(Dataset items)
--- begin ---

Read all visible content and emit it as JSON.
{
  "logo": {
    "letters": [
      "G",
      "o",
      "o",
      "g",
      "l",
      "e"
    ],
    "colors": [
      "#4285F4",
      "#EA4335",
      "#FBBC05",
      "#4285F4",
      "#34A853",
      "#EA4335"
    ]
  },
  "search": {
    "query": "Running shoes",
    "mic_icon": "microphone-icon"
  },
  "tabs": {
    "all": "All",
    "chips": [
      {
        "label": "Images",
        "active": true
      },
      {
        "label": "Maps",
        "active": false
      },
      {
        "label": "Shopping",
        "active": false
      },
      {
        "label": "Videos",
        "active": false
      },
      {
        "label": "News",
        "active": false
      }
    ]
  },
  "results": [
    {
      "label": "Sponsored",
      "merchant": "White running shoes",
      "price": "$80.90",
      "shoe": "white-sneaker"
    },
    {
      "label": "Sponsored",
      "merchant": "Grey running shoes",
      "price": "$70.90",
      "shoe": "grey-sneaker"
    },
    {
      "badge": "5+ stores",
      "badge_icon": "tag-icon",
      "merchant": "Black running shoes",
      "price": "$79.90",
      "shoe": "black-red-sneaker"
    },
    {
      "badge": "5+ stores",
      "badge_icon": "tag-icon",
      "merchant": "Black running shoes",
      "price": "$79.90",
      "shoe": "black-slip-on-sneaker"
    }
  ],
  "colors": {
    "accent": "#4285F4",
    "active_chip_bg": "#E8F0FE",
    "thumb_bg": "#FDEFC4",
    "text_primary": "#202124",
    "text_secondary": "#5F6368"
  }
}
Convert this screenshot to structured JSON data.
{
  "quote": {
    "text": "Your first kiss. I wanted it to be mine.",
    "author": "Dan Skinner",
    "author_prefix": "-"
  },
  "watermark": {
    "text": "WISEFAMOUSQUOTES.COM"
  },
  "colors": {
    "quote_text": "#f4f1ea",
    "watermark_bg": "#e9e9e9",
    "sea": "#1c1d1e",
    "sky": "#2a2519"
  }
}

--- end ---

● Requirements: Reproduce the records in full, exactly as written.

● Answer for the task:
Read all visible content and emit it as JSON.
{
  "logo": {
    "letters": [
      "G",
      "o",
      "o",
      "g",
      "l",
      "e"
    ],
    "colors": [
      "#4285F4",
      "#EA4335",
      "#FBBC05",
      "#4285F4",
      "#34A853",
      "#EA4335"
    ]
  },
  "search": {
    "query": "Running shoes",
    "mic_icon": "microphone-icon"
  },
  "tabs": {
    "all": "All",
    "chips": [
      {
        "label": "Images",
        "active": true
      },
      {
        "label": "Maps",
        "active": false
      },
      {
        "label": "Shopping",
        "active": false
      },
      {
        "label": "Videos",
        "active": false
      },
      {
        "label": "News",
        "active": false
      }
    ]
  },
  "results": [
    {
      "label": "Sponsored",
      "merchant": "White running shoes",
      "price": "$80.90",
      "shoe": "white-sneaker"
    },
    {
      "label": "Sponsored",
      "merchant": "Grey running shoes",
      "price": "$70.90",
      "shoe": "grey-sneaker"
    },
    {
      "badge": "5+ stores",
      "badge_icon": "tag-icon",
      "merchant": "Black running shoes",
      "price": "$79.90",
      "shoe": "black-red-sneaker"
    },
    {
      "badge": "5+ stores",
      "badge_icon": "tag-icon",
      "merchant": "Black running shoes",
      "price": "$79.90",
      "shoe": "black-slip-on-sneaker"
    }
  ],
  "colors": {
    "accent": "#4285F4",
    "active_chip_bg": "#E8F0FE",
    "thumb_bg": "#FDEFC4",
    "text_primary": "#202124",
    "text_secondary": "#5F6368"
  }
}
Convert this screenshot to structured JSON data.
{
  "quote": {
    "text": "Your first kiss. I wanted it to be mine.",
    "author": "Dan Skinner",
    "author_prefix": "-"
  },
  "watermark": {
    "text": "WISEFAMOUSQUOTES.COM"
  },
  "colors": {
    "quote_text": "#f4f1ea",
    "watermark_bg": "#e9e9e9",
    "sea": "#1c1d1e",
    "sky": "#2a2519"
  }
}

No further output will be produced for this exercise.